ITEMS:
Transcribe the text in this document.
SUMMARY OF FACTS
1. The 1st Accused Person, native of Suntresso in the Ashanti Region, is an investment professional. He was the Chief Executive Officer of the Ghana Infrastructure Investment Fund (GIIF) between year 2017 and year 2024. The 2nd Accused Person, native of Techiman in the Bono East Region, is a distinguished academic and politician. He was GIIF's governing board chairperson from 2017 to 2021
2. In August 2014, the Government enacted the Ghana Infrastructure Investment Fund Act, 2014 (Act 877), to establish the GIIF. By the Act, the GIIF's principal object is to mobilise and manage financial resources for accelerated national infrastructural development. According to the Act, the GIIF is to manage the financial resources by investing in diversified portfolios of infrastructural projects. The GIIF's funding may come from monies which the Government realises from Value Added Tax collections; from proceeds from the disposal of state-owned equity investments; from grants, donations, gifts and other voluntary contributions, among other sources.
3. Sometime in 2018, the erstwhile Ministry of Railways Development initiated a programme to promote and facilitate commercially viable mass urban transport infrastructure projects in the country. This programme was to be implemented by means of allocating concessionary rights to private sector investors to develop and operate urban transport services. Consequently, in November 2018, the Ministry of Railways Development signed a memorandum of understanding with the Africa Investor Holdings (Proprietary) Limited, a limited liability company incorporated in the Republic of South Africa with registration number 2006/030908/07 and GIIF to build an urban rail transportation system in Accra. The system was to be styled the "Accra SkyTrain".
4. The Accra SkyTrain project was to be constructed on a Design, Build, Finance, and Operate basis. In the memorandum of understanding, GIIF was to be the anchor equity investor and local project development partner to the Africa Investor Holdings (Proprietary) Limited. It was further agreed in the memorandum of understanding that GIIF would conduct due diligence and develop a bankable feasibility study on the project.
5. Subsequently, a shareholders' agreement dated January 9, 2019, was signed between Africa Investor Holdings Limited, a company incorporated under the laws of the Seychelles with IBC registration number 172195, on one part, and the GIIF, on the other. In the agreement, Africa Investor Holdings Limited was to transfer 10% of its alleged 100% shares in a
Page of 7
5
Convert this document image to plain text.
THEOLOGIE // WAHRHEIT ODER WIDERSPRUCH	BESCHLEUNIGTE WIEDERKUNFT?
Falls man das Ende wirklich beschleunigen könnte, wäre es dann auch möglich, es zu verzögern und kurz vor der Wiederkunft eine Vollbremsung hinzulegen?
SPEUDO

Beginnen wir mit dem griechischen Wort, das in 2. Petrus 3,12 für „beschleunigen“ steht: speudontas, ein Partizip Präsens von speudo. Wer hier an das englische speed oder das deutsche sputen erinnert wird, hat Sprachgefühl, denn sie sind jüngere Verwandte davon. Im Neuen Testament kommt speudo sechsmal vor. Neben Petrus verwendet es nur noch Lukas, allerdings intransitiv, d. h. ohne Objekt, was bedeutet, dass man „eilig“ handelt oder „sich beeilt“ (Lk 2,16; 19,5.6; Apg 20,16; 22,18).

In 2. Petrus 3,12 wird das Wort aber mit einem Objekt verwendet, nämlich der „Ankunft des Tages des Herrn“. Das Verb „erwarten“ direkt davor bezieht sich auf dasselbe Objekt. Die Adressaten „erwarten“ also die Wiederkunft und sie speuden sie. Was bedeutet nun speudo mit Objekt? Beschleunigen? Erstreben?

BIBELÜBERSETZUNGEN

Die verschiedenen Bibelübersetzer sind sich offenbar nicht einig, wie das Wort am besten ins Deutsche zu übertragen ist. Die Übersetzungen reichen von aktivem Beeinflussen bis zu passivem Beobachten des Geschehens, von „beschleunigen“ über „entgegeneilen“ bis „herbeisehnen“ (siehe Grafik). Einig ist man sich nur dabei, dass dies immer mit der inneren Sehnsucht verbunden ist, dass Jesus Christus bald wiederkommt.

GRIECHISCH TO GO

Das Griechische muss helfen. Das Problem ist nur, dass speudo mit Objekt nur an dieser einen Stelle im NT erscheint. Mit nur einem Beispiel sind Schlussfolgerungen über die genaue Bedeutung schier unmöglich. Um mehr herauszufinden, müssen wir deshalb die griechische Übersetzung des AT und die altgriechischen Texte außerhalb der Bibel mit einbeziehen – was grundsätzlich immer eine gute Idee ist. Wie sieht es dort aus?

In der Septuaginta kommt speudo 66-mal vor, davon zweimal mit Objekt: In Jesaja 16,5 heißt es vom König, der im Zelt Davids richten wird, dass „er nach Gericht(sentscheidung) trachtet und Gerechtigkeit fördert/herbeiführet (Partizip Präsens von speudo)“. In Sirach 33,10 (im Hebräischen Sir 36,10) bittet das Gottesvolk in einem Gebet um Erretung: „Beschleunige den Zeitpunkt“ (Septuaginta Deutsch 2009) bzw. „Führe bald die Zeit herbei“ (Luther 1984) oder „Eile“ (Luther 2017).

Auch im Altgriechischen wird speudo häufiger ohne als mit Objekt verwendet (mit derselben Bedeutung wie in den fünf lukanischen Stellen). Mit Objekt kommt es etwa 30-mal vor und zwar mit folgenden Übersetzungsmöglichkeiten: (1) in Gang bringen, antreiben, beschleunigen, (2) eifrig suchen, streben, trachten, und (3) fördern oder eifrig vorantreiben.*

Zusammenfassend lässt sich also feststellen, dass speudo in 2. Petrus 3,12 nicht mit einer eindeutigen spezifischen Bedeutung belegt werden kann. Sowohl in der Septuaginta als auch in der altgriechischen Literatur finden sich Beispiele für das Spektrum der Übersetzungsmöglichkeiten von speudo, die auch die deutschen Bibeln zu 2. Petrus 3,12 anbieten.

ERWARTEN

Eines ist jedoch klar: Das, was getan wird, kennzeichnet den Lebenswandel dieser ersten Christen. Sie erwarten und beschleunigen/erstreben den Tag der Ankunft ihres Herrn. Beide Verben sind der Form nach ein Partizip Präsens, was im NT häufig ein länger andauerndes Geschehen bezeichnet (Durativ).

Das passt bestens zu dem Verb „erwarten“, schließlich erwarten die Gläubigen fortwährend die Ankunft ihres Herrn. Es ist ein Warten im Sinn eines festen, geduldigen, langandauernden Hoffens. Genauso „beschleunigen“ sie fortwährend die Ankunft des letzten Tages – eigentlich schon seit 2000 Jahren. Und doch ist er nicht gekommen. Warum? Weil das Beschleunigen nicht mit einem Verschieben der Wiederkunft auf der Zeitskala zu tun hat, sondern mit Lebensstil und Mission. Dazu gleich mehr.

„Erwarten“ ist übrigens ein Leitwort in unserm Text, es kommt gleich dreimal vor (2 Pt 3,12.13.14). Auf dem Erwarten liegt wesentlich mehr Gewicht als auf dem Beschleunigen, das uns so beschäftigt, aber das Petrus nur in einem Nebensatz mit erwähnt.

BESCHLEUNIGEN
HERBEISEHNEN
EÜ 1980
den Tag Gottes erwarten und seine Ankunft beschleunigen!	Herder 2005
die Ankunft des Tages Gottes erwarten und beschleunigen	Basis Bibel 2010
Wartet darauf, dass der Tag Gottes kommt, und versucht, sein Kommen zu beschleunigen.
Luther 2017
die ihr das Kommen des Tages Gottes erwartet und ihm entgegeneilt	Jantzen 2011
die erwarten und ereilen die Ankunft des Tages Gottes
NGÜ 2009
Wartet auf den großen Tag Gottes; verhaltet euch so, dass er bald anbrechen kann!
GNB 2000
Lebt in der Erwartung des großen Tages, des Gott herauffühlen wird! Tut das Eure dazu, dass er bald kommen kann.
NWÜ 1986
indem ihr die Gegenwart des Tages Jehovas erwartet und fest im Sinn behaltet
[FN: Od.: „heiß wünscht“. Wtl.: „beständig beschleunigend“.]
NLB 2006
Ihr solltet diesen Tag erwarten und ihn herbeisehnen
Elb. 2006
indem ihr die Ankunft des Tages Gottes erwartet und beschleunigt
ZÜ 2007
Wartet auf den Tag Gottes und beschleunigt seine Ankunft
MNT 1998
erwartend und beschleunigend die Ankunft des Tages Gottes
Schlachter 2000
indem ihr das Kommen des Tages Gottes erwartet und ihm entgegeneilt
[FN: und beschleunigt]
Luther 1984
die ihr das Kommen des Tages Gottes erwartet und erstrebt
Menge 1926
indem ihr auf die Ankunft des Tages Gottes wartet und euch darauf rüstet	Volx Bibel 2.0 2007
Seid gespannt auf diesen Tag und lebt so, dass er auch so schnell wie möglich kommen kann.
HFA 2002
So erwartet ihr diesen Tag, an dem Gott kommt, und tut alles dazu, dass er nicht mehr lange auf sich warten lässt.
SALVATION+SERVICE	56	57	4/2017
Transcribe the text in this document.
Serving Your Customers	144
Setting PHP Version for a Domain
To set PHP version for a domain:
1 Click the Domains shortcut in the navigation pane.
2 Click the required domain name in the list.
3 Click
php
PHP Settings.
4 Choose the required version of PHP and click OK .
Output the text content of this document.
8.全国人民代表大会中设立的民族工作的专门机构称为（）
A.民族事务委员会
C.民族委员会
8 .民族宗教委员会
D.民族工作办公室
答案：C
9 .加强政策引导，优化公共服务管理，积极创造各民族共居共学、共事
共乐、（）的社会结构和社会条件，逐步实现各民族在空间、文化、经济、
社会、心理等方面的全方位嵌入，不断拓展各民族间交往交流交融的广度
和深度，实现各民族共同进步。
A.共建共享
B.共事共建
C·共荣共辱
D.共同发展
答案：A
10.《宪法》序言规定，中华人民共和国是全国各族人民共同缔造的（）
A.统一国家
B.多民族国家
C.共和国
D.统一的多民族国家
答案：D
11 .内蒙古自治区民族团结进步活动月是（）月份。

DO THIS:
Copy every line of the material in which the word "required" occurs.

RESULT OF THE EXERCISE:
2 Click the required domain name in the list.
4 Choose the required version of PHP and click OK .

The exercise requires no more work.